* [GIVEN EXERCISE]:
The data below must be copied in full and without any change.

Dataset records:
====
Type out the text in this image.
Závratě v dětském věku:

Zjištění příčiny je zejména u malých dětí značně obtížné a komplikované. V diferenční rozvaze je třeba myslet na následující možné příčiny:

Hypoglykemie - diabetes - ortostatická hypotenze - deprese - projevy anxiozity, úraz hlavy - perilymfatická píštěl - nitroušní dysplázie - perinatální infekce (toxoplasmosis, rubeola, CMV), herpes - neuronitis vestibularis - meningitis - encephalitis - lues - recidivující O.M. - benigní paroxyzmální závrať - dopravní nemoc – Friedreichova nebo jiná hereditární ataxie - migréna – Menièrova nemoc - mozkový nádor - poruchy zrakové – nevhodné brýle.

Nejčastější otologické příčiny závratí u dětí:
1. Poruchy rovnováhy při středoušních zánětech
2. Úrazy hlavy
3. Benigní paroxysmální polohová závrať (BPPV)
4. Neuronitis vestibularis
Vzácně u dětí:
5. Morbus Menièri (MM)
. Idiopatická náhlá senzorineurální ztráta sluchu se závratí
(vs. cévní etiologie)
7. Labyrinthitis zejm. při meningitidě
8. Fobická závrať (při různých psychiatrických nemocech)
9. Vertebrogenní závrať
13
====
* [SOLUTION FOR THIS PROBLEM]:
Type out the text in this image.
Závratě v dětském věku:

Zjištění příčiny je zejména u malých dětí značně obtížné a komplikované. V diferenční rozvaze je třeba myslet na následující možné příčiny:

Hypoglykemie - diabetes - ortostatická hypotenze - deprese - projevy anxiozity, úraz hlavy - perilymfatická píštěl - nitroušní dysplázie - perinatální infekce (toxoplasmosis, rubeola, CMV), herpes - neuronitis vestibularis - meningitis - encephalitis - lues - recidivující O.M. - benigní paroxyzmální závrať - dopravní nemoc – Friedreichova nebo jiná hereditární ataxie - migréna – Menièrova nemoc - mozkový nádor - poruchy zrakové – nevhodné brýle.

Nejčastější otologické příčiny závratí u dětí:
1. Poruchy rovnováhy při středoušních zánětech
2. Úrazy hlavy
3. Benigní paroxysmální polohová závrať (BPPV)
4. Neuronitis vestibularis
Vzácně u dětí:
5. Morbus Menièri (MM)
. Idiopatická náhlá senzorineurální ztráta sluchu se závratí
(vs. cévní etiologie)
7. Labyrinthitis zejm. při meningitidě
8. Fobická závrať (při různých psychiatrických nemocech)
9. Vertebrogenní závrať
13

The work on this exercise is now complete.